Dataset rows about figures
---------------
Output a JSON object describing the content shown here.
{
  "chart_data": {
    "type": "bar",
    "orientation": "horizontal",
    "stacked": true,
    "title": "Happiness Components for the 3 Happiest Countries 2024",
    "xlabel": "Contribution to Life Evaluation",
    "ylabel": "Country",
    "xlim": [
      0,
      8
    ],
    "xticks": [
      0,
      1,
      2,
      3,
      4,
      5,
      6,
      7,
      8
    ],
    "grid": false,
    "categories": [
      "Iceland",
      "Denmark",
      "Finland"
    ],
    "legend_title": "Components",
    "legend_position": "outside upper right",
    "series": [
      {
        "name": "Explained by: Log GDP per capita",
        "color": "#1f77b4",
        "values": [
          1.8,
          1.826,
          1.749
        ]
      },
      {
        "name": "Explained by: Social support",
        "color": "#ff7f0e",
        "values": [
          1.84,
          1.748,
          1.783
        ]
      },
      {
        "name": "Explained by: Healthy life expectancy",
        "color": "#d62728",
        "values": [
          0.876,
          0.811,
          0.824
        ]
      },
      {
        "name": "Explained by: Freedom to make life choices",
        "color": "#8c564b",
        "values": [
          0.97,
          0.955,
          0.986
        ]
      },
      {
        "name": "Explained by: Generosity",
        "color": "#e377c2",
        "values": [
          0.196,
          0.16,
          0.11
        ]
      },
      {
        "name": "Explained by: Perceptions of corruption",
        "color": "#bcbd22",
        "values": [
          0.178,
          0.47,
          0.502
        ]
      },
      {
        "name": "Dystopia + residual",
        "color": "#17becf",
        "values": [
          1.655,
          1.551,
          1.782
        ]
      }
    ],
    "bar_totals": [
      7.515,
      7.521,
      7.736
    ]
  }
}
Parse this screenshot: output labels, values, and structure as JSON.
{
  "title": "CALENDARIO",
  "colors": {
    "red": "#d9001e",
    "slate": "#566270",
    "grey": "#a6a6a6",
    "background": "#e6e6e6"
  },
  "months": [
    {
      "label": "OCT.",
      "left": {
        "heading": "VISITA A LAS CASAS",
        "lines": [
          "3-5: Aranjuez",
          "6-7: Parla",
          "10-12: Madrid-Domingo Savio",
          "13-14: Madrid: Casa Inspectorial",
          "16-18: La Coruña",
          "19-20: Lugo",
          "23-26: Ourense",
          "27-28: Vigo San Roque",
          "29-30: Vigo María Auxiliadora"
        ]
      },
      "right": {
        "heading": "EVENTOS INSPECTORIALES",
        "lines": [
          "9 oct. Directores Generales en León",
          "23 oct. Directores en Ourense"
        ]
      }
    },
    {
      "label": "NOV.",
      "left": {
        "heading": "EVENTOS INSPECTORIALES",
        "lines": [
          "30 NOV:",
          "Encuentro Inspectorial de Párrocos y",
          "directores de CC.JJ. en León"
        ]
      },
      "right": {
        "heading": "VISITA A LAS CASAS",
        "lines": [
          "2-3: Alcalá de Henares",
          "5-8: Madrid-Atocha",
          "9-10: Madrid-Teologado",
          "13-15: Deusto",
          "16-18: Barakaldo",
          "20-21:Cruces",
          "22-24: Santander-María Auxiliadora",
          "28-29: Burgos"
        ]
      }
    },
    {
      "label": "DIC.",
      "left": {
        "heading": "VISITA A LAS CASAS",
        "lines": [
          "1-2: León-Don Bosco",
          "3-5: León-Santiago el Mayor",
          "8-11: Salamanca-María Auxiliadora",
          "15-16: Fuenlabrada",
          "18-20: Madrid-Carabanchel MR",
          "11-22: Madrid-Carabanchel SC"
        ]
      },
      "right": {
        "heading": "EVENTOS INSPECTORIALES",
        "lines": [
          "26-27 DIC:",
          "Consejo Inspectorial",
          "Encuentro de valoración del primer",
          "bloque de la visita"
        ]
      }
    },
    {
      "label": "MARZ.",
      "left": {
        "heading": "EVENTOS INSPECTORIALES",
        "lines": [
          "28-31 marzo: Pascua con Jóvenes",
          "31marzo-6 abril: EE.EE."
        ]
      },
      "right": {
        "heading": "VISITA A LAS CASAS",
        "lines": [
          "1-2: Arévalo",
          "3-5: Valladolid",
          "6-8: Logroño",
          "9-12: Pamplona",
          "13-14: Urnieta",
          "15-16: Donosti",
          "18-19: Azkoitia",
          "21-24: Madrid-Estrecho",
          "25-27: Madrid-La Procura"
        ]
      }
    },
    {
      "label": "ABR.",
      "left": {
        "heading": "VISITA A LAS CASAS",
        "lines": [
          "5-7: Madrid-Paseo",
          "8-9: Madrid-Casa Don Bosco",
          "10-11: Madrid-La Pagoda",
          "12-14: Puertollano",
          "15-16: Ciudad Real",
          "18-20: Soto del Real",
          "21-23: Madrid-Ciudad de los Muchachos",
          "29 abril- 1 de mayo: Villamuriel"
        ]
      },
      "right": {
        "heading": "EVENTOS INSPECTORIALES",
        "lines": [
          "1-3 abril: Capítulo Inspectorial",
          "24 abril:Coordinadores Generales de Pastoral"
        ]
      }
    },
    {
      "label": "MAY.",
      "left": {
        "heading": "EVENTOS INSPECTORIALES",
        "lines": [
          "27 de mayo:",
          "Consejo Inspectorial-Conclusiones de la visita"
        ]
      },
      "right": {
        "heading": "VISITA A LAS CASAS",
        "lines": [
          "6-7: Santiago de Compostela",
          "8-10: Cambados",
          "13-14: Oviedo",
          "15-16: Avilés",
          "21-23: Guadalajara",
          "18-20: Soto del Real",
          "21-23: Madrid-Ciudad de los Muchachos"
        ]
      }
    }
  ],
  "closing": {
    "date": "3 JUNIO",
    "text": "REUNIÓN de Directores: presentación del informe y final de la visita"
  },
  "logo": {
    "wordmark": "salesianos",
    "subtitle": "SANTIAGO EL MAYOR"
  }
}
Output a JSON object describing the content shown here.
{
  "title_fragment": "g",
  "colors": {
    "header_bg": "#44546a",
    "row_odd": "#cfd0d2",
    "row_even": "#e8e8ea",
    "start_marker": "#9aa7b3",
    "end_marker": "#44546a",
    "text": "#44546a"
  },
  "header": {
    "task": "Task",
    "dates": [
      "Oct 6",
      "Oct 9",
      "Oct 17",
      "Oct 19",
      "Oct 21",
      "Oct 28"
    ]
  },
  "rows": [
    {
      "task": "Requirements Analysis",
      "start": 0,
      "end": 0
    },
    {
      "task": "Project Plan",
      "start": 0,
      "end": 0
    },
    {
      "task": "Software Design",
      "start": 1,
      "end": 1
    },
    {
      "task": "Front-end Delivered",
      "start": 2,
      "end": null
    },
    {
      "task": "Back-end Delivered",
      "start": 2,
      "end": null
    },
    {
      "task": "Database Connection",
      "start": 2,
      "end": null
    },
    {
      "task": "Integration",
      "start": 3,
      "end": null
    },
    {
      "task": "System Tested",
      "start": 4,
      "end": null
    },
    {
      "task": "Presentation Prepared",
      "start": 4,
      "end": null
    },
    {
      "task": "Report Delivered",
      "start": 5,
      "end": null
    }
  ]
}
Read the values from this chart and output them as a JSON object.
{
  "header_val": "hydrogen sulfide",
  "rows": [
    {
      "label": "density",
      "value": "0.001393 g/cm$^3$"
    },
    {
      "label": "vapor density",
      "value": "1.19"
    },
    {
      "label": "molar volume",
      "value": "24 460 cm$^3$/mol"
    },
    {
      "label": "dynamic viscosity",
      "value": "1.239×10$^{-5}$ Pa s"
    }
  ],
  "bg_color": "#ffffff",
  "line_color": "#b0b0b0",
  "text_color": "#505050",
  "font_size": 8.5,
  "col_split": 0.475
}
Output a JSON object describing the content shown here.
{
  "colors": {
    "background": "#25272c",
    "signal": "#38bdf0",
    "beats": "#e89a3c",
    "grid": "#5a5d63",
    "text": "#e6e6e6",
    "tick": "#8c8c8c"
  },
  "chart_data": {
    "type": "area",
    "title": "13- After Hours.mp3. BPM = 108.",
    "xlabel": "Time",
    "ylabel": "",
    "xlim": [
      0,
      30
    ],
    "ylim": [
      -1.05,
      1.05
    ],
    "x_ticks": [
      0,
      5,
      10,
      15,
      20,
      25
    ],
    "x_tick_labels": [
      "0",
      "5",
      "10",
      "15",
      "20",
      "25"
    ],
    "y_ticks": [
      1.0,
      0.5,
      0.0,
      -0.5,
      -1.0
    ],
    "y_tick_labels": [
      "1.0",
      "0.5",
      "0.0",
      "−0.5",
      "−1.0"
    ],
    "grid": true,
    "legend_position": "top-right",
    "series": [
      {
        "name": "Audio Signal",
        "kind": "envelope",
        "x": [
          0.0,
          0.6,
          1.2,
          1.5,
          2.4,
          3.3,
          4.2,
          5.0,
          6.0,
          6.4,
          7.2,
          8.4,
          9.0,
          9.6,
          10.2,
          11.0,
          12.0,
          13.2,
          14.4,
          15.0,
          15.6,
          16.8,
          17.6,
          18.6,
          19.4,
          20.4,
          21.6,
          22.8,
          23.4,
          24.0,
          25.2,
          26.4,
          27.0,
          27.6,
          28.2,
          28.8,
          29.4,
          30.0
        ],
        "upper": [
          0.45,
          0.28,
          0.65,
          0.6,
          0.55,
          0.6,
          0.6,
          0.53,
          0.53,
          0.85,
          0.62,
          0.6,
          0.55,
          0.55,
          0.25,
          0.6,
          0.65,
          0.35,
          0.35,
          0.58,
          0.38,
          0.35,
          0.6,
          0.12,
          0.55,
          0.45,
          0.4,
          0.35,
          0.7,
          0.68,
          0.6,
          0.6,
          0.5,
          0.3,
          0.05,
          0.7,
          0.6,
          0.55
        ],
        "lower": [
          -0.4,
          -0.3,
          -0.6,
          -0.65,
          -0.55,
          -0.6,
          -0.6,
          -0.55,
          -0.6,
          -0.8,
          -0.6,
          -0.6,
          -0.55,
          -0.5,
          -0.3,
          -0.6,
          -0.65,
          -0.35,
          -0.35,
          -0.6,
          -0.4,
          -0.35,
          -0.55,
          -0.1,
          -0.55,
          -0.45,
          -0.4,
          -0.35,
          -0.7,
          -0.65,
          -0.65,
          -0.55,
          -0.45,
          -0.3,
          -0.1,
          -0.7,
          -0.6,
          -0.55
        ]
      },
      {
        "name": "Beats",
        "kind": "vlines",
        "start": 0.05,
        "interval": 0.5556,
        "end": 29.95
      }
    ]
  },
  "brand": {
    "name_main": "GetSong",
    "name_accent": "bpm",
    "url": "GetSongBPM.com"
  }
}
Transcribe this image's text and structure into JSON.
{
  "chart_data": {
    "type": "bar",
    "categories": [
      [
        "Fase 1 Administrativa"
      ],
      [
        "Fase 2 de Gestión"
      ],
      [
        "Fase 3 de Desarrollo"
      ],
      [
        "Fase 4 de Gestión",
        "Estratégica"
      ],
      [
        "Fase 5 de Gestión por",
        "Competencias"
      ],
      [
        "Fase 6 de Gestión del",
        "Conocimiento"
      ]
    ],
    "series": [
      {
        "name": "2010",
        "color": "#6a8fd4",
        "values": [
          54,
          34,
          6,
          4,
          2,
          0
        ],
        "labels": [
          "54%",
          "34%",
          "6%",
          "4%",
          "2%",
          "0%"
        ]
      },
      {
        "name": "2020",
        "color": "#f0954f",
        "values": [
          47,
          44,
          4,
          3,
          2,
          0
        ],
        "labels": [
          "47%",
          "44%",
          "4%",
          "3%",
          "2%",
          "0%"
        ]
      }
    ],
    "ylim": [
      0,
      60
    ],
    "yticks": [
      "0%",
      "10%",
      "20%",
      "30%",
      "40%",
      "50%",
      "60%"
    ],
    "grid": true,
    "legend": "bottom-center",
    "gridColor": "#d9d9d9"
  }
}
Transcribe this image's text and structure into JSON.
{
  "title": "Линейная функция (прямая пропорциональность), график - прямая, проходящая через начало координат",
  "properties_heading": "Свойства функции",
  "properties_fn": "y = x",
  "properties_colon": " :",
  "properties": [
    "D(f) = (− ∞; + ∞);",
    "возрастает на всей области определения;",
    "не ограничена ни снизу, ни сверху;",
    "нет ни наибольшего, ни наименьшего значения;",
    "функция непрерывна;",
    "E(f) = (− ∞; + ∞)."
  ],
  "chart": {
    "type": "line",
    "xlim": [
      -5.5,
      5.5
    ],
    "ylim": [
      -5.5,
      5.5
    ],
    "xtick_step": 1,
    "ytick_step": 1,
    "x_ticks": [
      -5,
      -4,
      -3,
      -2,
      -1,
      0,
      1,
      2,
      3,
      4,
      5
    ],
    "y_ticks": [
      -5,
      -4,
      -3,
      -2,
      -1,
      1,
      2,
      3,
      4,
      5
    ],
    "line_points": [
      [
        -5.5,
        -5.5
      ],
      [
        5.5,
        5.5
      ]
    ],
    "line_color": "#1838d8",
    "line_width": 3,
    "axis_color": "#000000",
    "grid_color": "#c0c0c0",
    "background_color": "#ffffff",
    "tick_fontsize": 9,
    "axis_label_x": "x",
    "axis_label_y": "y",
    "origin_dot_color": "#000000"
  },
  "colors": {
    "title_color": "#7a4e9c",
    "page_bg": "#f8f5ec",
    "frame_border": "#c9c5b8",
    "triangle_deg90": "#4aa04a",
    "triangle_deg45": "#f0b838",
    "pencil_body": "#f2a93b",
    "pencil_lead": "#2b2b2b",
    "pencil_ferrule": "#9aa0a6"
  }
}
---------------
#### EXERCISE DETAILS
Return each line where "Fase" shows up.

#### SOLUTION FOR THIS TASK
        "Fase 1 Administrativa"
        "Fase 2 de Gestión"
        "Fase 3 de Desarrollo"
        "Fase 4 de Gestión",
        "Fase 5 de Gestión por",
        "Fase 6 de Gestión del",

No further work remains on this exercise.